Collection entries
__________
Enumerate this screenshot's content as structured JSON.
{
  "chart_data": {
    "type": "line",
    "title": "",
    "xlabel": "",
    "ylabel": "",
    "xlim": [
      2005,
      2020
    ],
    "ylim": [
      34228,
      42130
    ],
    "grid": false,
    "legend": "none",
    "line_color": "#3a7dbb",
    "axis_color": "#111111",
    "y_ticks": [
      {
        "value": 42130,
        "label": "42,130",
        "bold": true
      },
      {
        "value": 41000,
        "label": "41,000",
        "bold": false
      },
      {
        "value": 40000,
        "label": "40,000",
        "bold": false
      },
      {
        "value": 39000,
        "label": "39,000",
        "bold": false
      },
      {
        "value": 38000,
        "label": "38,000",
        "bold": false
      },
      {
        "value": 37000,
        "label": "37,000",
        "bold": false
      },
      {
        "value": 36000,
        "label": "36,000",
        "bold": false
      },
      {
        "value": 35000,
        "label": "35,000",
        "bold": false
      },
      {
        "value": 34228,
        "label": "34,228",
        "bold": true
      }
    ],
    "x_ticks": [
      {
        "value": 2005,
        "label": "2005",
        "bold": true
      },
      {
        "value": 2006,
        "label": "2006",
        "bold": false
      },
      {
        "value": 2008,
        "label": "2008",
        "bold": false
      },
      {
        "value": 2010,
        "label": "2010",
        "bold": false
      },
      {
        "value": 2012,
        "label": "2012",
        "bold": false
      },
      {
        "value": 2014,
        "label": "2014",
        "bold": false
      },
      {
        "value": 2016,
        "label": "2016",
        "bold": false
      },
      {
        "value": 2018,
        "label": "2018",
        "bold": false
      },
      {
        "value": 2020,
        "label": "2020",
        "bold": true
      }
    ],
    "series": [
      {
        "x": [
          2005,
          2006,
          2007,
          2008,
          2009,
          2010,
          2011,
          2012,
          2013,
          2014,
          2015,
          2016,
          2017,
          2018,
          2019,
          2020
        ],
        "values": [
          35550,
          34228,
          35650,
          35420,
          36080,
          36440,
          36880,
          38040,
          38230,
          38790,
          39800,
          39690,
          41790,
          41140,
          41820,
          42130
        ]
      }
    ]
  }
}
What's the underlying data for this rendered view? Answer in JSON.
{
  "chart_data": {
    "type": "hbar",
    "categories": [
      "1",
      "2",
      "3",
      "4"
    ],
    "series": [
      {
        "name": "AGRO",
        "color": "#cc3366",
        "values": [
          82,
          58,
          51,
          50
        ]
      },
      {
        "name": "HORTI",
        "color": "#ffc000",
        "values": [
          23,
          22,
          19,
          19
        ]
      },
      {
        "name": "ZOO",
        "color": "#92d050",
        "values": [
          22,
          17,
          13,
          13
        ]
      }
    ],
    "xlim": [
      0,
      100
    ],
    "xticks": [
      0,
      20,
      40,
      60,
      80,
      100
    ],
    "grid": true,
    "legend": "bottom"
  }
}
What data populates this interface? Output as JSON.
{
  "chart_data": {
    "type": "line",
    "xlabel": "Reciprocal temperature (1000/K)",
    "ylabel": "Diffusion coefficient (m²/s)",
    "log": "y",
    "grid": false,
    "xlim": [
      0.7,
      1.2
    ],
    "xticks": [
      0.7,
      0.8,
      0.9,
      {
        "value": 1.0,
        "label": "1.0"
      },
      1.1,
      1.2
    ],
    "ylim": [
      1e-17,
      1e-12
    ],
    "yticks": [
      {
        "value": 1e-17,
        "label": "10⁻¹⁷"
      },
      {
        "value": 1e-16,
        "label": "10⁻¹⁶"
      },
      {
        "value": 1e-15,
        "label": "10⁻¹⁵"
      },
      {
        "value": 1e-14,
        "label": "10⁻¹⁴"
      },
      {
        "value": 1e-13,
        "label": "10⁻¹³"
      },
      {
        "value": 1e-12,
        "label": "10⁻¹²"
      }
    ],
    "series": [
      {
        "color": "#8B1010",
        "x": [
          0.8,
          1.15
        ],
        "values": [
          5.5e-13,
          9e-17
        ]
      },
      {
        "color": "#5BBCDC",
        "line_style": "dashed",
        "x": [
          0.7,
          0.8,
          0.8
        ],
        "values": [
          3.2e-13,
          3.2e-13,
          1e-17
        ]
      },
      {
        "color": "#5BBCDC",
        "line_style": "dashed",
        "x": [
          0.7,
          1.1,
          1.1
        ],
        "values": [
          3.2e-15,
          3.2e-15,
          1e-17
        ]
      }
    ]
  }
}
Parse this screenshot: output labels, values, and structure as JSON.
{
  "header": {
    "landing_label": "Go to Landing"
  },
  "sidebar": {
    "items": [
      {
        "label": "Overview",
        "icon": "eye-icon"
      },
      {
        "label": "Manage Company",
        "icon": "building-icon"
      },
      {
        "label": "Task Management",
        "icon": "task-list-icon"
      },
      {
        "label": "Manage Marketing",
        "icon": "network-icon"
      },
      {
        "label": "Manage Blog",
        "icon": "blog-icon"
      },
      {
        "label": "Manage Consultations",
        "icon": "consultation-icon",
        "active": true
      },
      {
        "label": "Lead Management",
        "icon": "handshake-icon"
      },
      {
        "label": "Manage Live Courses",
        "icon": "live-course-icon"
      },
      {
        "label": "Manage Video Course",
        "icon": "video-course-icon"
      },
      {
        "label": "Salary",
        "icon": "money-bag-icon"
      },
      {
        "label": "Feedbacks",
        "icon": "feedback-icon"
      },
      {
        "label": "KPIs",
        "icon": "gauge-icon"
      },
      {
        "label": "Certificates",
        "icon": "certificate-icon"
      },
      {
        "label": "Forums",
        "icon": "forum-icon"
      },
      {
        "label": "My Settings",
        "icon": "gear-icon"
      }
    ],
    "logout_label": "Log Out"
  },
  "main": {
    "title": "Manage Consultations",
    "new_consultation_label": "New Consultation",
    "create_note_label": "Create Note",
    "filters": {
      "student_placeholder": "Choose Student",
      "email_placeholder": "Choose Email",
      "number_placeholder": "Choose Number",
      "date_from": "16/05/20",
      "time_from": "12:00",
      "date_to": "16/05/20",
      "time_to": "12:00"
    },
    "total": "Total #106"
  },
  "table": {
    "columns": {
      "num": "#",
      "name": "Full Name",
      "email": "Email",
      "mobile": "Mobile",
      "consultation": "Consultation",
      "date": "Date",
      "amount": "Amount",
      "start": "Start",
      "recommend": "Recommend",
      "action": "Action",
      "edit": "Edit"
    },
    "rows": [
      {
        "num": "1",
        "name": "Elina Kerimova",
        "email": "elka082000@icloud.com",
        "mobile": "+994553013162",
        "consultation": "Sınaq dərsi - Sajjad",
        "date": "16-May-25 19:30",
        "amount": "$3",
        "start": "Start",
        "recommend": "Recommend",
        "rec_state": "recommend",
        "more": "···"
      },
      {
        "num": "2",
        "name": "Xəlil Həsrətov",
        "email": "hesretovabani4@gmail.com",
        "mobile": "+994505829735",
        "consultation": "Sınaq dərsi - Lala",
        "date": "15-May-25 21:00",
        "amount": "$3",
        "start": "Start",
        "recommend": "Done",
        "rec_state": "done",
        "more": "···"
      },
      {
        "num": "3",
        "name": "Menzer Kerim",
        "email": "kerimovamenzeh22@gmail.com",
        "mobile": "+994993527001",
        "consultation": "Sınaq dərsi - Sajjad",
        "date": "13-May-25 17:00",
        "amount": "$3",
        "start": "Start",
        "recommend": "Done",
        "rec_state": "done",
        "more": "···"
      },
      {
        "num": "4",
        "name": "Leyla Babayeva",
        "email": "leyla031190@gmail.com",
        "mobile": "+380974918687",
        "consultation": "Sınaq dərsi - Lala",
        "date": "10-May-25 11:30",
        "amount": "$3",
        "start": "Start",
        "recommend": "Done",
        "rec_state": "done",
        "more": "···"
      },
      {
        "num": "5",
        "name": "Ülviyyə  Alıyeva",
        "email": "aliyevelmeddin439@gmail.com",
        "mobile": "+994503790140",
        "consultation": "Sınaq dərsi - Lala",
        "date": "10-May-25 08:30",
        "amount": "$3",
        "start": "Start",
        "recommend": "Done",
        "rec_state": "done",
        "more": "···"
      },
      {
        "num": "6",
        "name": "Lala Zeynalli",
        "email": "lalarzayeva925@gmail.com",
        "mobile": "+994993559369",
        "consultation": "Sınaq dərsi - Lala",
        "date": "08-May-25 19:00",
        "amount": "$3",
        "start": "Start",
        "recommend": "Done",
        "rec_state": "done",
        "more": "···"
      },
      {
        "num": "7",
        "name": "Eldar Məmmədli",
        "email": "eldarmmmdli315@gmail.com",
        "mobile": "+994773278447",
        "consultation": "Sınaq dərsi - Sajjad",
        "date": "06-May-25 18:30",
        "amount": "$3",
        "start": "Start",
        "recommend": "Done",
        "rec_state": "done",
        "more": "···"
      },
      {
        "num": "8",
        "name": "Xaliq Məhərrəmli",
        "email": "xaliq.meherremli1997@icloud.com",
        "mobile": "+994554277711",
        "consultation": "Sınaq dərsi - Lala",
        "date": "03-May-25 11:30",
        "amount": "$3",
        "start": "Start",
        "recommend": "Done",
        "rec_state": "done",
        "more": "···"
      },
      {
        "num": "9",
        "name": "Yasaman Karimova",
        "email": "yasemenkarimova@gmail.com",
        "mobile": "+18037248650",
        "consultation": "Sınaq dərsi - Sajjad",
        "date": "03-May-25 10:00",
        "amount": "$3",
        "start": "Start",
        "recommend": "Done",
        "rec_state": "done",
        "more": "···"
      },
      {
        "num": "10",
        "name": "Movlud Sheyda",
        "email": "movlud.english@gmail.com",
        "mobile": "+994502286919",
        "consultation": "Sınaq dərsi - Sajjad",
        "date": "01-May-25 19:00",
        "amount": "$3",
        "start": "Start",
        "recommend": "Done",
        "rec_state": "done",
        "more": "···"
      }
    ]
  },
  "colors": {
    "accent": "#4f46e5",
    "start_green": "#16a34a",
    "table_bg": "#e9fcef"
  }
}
__________
**To do**
Report only how many lines in the listing contain the string "gmail".

**Answer to the problem**
8